--- BEGIN Exercise materials ---

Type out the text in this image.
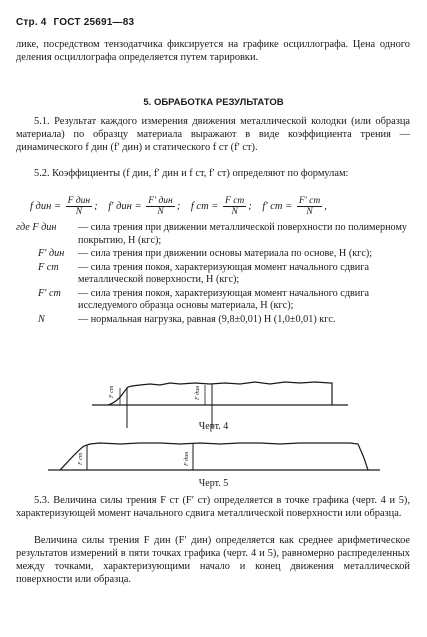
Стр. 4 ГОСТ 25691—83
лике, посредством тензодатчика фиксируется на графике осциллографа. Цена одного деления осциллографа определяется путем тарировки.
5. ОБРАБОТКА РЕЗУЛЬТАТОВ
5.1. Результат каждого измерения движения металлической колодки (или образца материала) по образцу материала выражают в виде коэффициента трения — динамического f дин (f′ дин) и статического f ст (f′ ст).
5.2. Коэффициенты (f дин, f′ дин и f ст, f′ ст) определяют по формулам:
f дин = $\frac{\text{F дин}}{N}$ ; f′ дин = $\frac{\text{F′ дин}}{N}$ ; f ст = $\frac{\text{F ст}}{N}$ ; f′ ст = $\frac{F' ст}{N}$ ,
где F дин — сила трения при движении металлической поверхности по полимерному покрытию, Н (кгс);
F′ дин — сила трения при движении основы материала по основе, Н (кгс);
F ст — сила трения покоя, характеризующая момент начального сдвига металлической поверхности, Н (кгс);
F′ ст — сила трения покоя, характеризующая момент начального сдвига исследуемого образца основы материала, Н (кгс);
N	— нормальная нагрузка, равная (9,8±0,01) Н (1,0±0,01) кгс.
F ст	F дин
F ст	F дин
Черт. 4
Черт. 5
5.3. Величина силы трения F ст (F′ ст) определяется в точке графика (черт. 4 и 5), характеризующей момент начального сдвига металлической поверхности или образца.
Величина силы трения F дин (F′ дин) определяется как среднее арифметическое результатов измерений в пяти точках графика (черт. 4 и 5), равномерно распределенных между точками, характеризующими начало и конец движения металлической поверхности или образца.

--- END Exercise materials ---
--- BEGIN Exercise materials ---

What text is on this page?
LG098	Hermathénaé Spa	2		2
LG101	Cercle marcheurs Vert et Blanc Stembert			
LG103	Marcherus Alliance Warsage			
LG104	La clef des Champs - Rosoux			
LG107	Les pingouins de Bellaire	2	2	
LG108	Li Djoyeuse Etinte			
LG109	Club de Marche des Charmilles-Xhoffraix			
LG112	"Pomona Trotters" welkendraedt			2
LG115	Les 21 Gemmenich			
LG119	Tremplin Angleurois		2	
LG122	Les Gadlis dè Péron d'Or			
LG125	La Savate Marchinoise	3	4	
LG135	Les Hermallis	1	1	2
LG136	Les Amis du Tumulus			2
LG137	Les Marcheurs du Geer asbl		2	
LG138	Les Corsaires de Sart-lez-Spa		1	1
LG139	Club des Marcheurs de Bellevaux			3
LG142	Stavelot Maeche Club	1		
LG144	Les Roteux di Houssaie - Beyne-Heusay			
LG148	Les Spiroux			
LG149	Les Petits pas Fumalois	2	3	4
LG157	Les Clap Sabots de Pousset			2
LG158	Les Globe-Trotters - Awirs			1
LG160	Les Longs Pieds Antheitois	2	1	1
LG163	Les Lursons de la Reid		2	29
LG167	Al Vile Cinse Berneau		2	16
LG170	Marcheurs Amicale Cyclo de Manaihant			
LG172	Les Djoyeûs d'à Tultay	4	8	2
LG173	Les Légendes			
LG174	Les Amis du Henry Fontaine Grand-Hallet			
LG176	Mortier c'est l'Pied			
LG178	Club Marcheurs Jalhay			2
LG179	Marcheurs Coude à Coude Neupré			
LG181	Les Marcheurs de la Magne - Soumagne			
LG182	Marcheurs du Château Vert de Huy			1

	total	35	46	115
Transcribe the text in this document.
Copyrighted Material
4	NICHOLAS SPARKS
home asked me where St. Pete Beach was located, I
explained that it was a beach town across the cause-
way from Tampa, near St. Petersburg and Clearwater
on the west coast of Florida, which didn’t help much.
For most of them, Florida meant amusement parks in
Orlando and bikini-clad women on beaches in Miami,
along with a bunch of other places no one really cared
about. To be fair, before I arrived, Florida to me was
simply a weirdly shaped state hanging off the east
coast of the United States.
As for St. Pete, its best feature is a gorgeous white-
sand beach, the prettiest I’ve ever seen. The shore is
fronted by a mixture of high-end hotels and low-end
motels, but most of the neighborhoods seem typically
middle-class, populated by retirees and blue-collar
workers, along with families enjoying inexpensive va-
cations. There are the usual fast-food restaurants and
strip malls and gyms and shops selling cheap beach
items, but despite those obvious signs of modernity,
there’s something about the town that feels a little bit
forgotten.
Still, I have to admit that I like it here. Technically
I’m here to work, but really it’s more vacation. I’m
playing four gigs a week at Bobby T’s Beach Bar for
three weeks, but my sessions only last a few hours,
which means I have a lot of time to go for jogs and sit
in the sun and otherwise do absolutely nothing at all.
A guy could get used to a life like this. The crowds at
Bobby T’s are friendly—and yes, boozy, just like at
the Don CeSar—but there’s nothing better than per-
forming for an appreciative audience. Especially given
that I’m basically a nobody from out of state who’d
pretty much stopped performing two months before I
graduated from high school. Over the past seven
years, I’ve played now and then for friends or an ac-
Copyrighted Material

--- END Exercise materials ---
--- BEGIN Exercise materials ---

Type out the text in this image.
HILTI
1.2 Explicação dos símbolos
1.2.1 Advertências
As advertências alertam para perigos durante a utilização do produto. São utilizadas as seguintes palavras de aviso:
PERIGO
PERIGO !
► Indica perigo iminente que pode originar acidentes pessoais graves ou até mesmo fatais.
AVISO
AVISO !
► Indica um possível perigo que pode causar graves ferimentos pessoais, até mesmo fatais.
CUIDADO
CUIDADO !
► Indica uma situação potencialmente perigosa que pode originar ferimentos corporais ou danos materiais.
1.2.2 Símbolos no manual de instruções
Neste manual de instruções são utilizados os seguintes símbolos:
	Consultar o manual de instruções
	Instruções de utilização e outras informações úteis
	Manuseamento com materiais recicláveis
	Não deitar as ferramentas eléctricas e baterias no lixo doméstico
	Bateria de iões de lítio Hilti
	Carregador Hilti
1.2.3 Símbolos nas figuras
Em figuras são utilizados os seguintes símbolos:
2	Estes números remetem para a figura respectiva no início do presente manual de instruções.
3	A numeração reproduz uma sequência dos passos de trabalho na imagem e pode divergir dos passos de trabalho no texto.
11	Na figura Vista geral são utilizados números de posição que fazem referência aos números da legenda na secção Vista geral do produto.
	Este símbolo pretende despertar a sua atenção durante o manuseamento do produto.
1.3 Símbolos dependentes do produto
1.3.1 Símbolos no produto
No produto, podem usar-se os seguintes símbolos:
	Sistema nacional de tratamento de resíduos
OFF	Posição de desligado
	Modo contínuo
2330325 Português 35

--- END Exercise materials ---

**What the exercise asks:**
Check every line in the material above for the string "характеризующая", then give only the number of lines that have it.

**Task result:**
2